:: STATED EXERCISE ::
Take the material below and write it all out again exactly.
**** EXERCISE DATA
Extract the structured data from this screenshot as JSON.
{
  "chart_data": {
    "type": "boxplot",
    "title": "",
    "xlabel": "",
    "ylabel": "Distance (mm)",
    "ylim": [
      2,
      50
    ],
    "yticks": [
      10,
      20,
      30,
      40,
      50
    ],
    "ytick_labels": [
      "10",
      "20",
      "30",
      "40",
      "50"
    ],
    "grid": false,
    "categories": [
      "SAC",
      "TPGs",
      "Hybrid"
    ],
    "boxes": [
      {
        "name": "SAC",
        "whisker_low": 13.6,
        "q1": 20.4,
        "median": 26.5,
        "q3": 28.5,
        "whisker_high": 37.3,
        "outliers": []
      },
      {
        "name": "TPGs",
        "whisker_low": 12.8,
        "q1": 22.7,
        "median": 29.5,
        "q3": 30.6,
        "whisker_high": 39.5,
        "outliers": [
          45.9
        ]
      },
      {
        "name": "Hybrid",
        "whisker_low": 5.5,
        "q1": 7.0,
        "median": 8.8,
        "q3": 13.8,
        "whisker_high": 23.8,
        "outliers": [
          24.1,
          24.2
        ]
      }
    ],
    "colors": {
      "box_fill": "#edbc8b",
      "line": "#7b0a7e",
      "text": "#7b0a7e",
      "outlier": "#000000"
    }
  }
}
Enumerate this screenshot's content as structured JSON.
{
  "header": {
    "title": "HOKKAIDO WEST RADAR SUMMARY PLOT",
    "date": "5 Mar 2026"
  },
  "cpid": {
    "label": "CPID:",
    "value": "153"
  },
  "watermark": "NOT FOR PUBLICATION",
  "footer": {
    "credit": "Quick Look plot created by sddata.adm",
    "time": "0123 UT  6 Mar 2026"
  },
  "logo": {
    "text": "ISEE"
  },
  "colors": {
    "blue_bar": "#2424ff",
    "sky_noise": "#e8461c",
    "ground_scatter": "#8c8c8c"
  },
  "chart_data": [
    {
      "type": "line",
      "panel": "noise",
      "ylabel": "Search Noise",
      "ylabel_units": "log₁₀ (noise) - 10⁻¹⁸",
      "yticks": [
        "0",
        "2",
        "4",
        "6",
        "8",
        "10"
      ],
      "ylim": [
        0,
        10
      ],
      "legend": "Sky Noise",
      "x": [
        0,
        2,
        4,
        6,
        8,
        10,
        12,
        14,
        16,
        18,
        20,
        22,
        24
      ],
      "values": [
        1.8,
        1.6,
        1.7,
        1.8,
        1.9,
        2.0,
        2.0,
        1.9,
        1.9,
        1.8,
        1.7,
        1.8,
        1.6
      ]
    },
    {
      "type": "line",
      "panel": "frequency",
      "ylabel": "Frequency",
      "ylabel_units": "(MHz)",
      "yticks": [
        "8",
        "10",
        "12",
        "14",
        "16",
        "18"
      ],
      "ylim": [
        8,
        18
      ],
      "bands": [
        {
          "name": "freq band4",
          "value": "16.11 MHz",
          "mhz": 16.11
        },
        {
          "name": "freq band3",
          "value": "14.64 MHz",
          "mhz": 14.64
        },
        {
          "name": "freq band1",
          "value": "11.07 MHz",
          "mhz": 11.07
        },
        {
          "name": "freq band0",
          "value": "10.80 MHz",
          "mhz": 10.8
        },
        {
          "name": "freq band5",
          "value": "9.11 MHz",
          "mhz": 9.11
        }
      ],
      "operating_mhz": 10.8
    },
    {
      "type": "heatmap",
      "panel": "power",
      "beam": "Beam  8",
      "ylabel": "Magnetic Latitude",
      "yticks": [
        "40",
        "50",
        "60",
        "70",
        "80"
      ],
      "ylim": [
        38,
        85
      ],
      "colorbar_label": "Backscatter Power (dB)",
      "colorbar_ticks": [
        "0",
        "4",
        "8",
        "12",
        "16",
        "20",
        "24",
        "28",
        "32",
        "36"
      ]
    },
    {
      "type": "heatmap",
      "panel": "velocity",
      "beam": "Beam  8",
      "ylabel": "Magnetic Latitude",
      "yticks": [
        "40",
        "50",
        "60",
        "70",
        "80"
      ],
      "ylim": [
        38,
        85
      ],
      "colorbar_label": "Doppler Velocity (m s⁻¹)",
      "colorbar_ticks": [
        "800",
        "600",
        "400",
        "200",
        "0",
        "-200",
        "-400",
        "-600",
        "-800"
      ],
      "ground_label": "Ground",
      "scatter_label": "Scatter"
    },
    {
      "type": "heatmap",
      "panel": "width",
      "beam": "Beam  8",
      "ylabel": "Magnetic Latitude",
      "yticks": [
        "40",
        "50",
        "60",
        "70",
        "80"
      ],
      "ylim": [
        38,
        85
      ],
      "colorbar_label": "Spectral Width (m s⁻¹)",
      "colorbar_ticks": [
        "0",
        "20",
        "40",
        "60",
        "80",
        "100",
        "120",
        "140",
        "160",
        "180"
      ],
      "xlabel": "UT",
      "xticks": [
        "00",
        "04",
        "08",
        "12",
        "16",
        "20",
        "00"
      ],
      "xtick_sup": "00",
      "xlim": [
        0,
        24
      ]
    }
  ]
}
********
:: TASK ANSWER ::
Extract the structured data from this screenshot as JSON.
{
  "chart_data": {
    "type": "boxplot",
    "title": "",
    "xlabel": "",
    "ylabel": "Distance (mm)",
    "ylim": [
      2,
      50
    ],
    "yticks": [
      10,
      20,
      30,
      40,
      50
    ],
    "ytick_labels": [
      "10",
      "20",
      "30",
      "40",
      "50"
    ],
    "grid": false,
    "categories": [
      "SAC",
      "TPGs",
      "Hybrid"
    ],
    "boxes": [
      {
        "name": "SAC",
        "whisker_low": 13.6,
        "q1": 20.4,
        "median": 26.5,
        "q3": 28.5,
        "whisker_high": 37.3,
        "outliers": []
      },
      {
        "name": "TPGs",
        "whisker_low": 12.8,
        "q1": 22.7,
        "median": 29.5,
        "q3": 30.6,
        "whisker_high": 39.5,
        "outliers": [
          45.9
        ]
      },
      {
        "name": "Hybrid",
        "whisker_low": 5.5,
        "q1": 7.0,
        "median": 8.8,
        "q3": 13.8,
        "whisker_high": 23.8,
        "outliers": [
          24.1,
          24.2
        ]
      }
    ],
    "colors": {
      "box_fill": "#edbc8b",
      "line": "#7b0a7e",
      "text": "#7b0a7e",
      "outlier": "#000000"
    }
  }
}
Enumerate this screenshot's content as structured JSON.
{
  "header": {
    "title": "HOKKAIDO WEST RADAR SUMMARY PLOT",
    "date": "5 Mar 2026"
  },
  "cpid": {
    "label": "CPID:",
    "value": "153"
  },
  "watermark": "NOT FOR PUBLICATION",
  "footer": {
    "credit": "Quick Look plot created by sddata.adm",
    "time": "0123 UT  6 Mar 2026"
  },
  "logo": {
    "text": "ISEE"
  },
  "colors": {
    "blue_bar": "#2424ff",
    "sky_noise": "#e8461c",
    "ground_scatter": "#8c8c8c"
  },
  "chart_data": [
    {
      "type": "line",
      "panel": "noise",
      "ylabel": "Search Noise",
      "ylabel_units": "log₁₀ (noise) - 10⁻¹⁸",
      "yticks": [
        "0",
        "2",
        "4",
        "6",
        "8",
        "10"
      ],
      "ylim": [
        0,
        10
      ],
      "legend": "Sky Noise",
      "x": [
        0,
        2,
        4,
        6,
        8,
        10,
        12,
        14,
        16,
        18,
        20,
        22,
        24
      ],
      "values": [
        1.8,
        1.6,
        1.7,
        1.8,
        1.9,
        2.0,
        2.0,
        1.9,
        1.9,
        1.8,
        1.7,
        1.8,
        1.6
      ]
    },
    {
      "type": "line",
      "panel": "frequency",
      "ylabel": "Frequency",
      "ylabel_units": "(MHz)",
      "yticks": [
        "8",
        "10",
        "12",
        "14",
        "16",
        "18"
      ],
      "ylim": [
        8,
        18
      ],
      "bands": [
        {
          "name": "freq band4",
          "value": "16.11 MHz",
          "mhz": 16.11
        },
        {
          "name": "freq band3",
          "value": "14.64 MHz",
          "mhz": 14.64
        },
        {
          "name": "freq band1",
          "value": "11.07 MHz",
          "mhz": 11.07
        },
        {
          "name": "freq band0",
          "value": "10.80 MHz",
          "mhz": 10.8
        },
        {
          "name": "freq band5",
          "value": "9.11 MHz",
          "mhz": 9.11
        }
      ],
      "operating_mhz": 10.8
    },
    {
      "type": "heatmap",
      "panel": "power",
      "beam": "Beam  8",
      "ylabel": "Magnetic Latitude",
      "yticks": [
        "40",
        "50",
        "60",
        "70",
        "80"
      ],
      "ylim": [
        38,
        85
      ],
      "colorbar_label": "Backscatter Power (dB)",
      "colorbar_ticks": [
        "0",
        "4",
        "8",
        "12",
        "16",
        "20",
        "24",
        "28",
        "32",
        "36"
      ]
    },
    {
      "type": "heatmap",
      "panel": "velocity",
      "beam": "Beam  8",
      "ylabel": "Magnetic Latitude",
      "yticks": [
        "40",
        "50",
        "60",
        "70",
        "80"
      ],
      "ylim": [
        38,
        85
      ],
      "colorbar_label": "Doppler Velocity (m s⁻¹)",
      "colorbar_ticks": [
        "800",
        "600",
        "400",
        "200",
        "0",
        "-200",
        "-400",
        "-600",
        "-800"
      ],
      "ground_label": "Ground",
      "scatter_label": "Scatter"
    },
    {
      "type": "heatmap",
      "panel": "width",
      "beam": "Beam  8",
      "ylabel": "Magnetic Latitude",
      "yticks": [
        "40",
        "50",
        "60",
        "70",
        "80"
      ],
      "ylim": [
        38,
        85
      ],
      "colorbar_label": "Spectral Width (m s⁻¹)",
      "colorbar_ticks": [
        "0",
        "20",
        "40",
        "60",
        "80",
        "100",
        "120",
        "140",
        "160",
        "180"
      ],
      "xlabel": "UT",
      "xticks": [
        "00",
        "04",
        "08",
        "12",
        "16",
        "20",
        "00"
      ],
      "xtick_sup": "00",
      "xlim": [
        0,
        24
      ]
    }
  ]
}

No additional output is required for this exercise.